◆ **Records provided**:
## START
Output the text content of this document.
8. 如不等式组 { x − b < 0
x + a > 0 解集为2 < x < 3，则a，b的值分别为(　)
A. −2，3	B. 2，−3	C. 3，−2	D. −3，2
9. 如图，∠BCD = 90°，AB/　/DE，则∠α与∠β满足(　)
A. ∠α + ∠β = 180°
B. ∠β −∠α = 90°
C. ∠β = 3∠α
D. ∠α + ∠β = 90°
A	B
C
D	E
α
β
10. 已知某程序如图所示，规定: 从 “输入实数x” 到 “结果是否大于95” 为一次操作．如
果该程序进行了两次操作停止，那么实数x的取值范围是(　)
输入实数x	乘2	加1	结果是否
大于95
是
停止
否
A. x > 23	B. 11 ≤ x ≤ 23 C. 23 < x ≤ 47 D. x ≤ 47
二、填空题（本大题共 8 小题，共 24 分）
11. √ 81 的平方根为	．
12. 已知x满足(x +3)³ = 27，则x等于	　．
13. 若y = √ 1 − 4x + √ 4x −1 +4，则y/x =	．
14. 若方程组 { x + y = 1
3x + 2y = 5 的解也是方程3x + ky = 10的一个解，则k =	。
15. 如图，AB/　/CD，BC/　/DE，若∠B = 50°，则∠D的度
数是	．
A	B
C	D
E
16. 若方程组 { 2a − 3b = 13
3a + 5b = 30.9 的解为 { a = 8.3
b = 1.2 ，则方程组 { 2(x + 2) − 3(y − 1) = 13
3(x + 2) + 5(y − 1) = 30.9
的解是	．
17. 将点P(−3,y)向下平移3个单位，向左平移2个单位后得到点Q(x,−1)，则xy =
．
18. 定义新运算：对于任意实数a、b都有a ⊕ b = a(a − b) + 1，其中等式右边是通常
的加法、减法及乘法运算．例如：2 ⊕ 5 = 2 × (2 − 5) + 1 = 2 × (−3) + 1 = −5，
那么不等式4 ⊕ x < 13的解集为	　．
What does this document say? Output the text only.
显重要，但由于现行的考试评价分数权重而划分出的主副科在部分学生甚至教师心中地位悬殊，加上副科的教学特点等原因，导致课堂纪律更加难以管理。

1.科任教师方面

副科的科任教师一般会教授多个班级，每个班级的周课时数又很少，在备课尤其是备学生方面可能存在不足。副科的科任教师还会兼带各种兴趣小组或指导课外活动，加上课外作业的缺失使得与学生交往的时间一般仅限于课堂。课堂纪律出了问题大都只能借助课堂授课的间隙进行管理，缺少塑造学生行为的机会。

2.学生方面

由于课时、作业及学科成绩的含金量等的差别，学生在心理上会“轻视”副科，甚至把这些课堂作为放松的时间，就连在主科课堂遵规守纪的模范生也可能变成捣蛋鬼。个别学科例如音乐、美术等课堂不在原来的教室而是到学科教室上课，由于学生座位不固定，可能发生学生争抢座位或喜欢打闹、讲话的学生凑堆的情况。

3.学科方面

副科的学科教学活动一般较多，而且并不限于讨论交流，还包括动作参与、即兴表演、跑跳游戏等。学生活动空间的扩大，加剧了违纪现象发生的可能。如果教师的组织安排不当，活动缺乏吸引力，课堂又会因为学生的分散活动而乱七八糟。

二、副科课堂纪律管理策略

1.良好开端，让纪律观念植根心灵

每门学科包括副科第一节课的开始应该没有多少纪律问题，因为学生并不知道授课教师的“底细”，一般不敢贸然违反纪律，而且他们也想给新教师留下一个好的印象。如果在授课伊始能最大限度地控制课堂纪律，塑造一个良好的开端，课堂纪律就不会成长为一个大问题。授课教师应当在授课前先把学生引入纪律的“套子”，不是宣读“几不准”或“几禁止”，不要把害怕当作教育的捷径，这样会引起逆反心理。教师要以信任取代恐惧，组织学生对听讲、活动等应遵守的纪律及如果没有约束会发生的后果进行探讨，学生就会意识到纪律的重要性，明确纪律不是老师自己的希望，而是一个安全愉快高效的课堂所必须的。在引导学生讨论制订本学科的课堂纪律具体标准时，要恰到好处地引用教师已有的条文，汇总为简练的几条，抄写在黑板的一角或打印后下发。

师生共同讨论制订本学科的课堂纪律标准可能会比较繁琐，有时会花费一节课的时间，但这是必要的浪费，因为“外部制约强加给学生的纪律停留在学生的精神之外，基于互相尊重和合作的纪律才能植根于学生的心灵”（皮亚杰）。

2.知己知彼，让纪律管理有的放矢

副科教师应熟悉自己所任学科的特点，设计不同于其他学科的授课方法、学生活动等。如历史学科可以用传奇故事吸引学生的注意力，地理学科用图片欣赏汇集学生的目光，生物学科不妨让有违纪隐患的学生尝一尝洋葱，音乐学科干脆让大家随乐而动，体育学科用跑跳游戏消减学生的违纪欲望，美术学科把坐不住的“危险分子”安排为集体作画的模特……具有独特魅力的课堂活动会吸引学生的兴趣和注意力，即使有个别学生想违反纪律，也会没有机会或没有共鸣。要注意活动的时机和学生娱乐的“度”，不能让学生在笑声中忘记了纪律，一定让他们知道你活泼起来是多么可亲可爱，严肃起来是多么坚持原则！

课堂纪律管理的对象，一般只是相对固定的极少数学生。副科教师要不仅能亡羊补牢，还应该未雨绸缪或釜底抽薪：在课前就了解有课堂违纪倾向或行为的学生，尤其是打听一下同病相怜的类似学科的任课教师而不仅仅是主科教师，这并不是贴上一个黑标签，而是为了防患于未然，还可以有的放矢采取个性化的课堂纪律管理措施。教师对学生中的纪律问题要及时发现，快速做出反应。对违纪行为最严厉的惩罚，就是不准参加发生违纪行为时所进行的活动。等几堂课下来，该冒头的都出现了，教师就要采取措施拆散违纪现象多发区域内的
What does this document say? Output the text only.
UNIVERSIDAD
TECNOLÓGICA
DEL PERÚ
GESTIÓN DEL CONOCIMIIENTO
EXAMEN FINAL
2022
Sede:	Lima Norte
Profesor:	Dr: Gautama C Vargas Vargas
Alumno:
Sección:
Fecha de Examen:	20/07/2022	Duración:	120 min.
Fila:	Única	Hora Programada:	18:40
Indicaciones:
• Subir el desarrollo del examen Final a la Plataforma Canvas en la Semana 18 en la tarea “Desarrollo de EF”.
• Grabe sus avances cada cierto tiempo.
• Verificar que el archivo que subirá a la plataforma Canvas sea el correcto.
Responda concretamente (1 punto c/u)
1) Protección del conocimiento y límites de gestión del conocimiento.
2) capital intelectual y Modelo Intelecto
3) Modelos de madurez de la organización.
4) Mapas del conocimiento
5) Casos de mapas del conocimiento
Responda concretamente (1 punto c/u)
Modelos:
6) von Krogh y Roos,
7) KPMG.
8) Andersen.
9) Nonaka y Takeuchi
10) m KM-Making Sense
## END
◆ **Description of the task**: Transcribe the material exactly as it reads.

◆ **Complete response**:
Output the text content of this document.
8. 如不等式组 { x − b < 0
x + a > 0 解集为2 < x < 3，则a，b的值分别为(　)
A. −2，3	B. 2，−3	C. 3，−2	D. −3，2
9. 如图，∠BCD = 90°，AB/　/DE，则∠α与∠β满足(　)
A. ∠α + ∠β = 180°
B. ∠β −∠α = 90°
C. ∠β = 3∠α
D. ∠α + ∠β = 90°
A	B
C
D	E
α
β
10. 已知某程序如图所示，规定: 从 “输入实数x” 到 “结果是否大于95” 为一次操作．如
果该程序进行了两次操作停止，那么实数x的取值范围是(　)
输入实数x	乘2	加1	结果是否
大于95
是
停止
否
A. x > 23	B. 11 ≤ x ≤ 23 C. 23 < x ≤ 47 D. x ≤ 47
二、填空题（本大题共 8 小题，共 24 分）
11. √ 81 的平方根为	．
12. 已知x满足(x +3)³ = 27，则x等于	　．
13. 若y = √ 1 − 4x + √ 4x −1 +4，则y/x =	．
14. 若方程组 { x + y = 1
3x + 2y = 5 的解也是方程3x + ky = 10的一个解，则k =	。
15. 如图，AB/　/CD，BC/　/DE，若∠B = 50°，则∠D的度
数是	．
A	B
C	D
E
16. 若方程组 { 2a − 3b = 13
3a + 5b = 30.9 的解为 { a = 8.3
b = 1.2 ，则方程组 { 2(x + 2) − 3(y − 1) = 13
3(x + 2) + 5(y − 1) = 30.9
的解是	．
17. 将点P(−3,y)向下平移3个单位，向左平移2个单位后得到点Q(x,−1)，则xy =
．
18. 定义新运算：对于任意实数a、b都有a ⊕ b = a(a − b) + 1，其中等式右边是通常
的加法、减法及乘法运算．例如：2 ⊕ 5 = 2 × (2 − 5) + 1 = 2 × (−3) + 1 = −5，
那么不等式4 ⊕ x < 13的解集为	　．
What does this document say? Output the text only.
显重要，但由于现行的考试评价分数权重而划分出的主副科在部分学生甚至教师心中地位悬殊，加上副科的教学特点等原因，导致课堂纪律更加难以管理。

1.科任教师方面

副科的科任教师一般会教授多个班级，每个班级的周课时数又很少，在备课尤其是备学生方面可能存在不足。副科的科任教师还会兼带各种兴趣小组或指导课外活动，加上课外作业的缺失使得与学生交往的时间一般仅限于课堂。课堂纪律出了问题大都只能借助课堂授课的间隙进行管理，缺少塑造学生行为的机会。

2.学生方面

由于课时、作业及学科成绩的含金量等的差别，学生在心理上会“轻视”副科，甚至把这些课堂作为放松的时间，就连在主科课堂遵规守纪的模范生也可能变成捣蛋鬼。个别学科例如音乐、美术等课堂不在原来的教室而是到学科教室上课，由于学生座位不固定，可能发生学生争抢座位或喜欢打闹、讲话的学生凑堆的情况。

3.学科方面

副科的学科教学活动一般较多，而且并不限于讨论交流，还包括动作参与、即兴表演、跑跳游戏等。学生活动空间的扩大，加剧了违纪现象发生的可能。如果教师的组织安排不当，活动缺乏吸引力，课堂又会因为学生的分散活动而乱七八糟。

二、副科课堂纪律管理策略

1.良好开端，让纪律观念植根心灵

每门学科包括副科第一节课的开始应该没有多少纪律问题，因为学生并不知道授课教师的“底细”，一般不敢贸然违反纪律，而且他们也想给新教师留下一个好的印象。如果在授课伊始能最大限度地控制课堂纪律，塑造一个良好的开端，课堂纪律就不会成长为一个大问题。授课教师应当在授课前先把学生引入纪律的“套子”，不是宣读“几不准”或“几禁止”，不要把害怕当作教育的捷径，这样会引起逆反心理。教师要以信任取代恐惧，组织学生对听讲、活动等应遵守的纪律及如果没有约束会发生的后果进行探讨，学生就会意识到纪律的重要性，明确纪律不是老师自己的希望，而是一个安全愉快高效的课堂所必须的。在引导学生讨论制订本学科的课堂纪律具体标准时，要恰到好处地引用教师已有的条文，汇总为简练的几条，抄写在黑板的一角或打印后下发。

师生共同讨论制订本学科的课堂纪律标准可能会比较繁琐，有时会花费一节课的时间，但这是必要的浪费，因为“外部制约强加给学生的纪律停留在学生的精神之外，基于互相尊重和合作的纪律才能植根于学生的心灵”（皮亚杰）。

2.知己知彼，让纪律管理有的放矢

副科教师应熟悉自己所任学科的特点，设计不同于其他学科的授课方法、学生活动等。如历史学科可以用传奇故事吸引学生的注意力，地理学科用图片欣赏汇集学生的目光，生物学科不妨让有违纪隐患的学生尝一尝洋葱，音乐学科干脆让大家随乐而动，体育学科用跑跳游戏消减学生的违纪欲望，美术学科把坐不住的“危险分子”安排为集体作画的模特……具有独特魅力的课堂活动会吸引学生的兴趣和注意力，即使有个别学生想违反纪律，也会没有机会或没有共鸣。要注意活动的时机和学生娱乐的“度”，不能让学生在笑声中忘记了纪律，一定让他们知道你活泼起来是多么可亲可爱，严肃起来是多么坚持原则！

课堂纪律管理的对象，一般只是相对固定的极少数学生。副科教师要不仅能亡羊补牢，还应该未雨绸缪或釜底抽薪：在课前就了解有课堂违纪倾向或行为的学生，尤其是打听一下同病相怜的类似学科的任课教师而不仅仅是主科教师，这并不是贴上一个黑标签，而是为了防患于未然，还可以有的放矢采取个性化的课堂纪律管理措施。教师对学生中的纪律问题要及时发现，快速做出反应。对违纪行为最严厉的惩罚，就是不准参加发生违纪行为时所进行的活动。等几堂课下来，该冒头的都出现了，教师就要采取措施拆散违纪现象多发区域内的
What does this document say? Output the text only.
UNIVERSIDAD
TECNOLÓGICA
DEL PERÚ
GESTIÓN DEL CONOCIMIIENTO
EXAMEN FINAL
2022
Sede:	Lima Norte
Profesor:	Dr: Gautama C Vargas Vargas
Alumno:
Sección:
Fecha de Examen:	20/07/2022	Duración:	120 min.
Fila:	Única	Hora Programada:	18:40
Indicaciones:
• Subir el desarrollo del examen Final a la Plataforma Canvas en la Semana 18 en la tarea “Desarrollo de EF”.
• Grabe sus avances cada cierto tiempo.
• Verificar que el archivo que subirá a la plataforma Canvas sea el correcto.
Responda concretamente (1 punto c/u)
1) Protección del conocimiento y límites de gestión del conocimiento.
2) capital intelectual y Modelo Intelecto
3) Modelos de madurez de la organización.
4) Mapas del conocimiento
5) Casos de mapas del conocimiento
Responda concretamente (1 punto c/u)
Modelos:
6) von Krogh y Roos,
7) KPMG.
8) Andersen.
9) Nonaka y Takeuchi
10) m KM-Making Sense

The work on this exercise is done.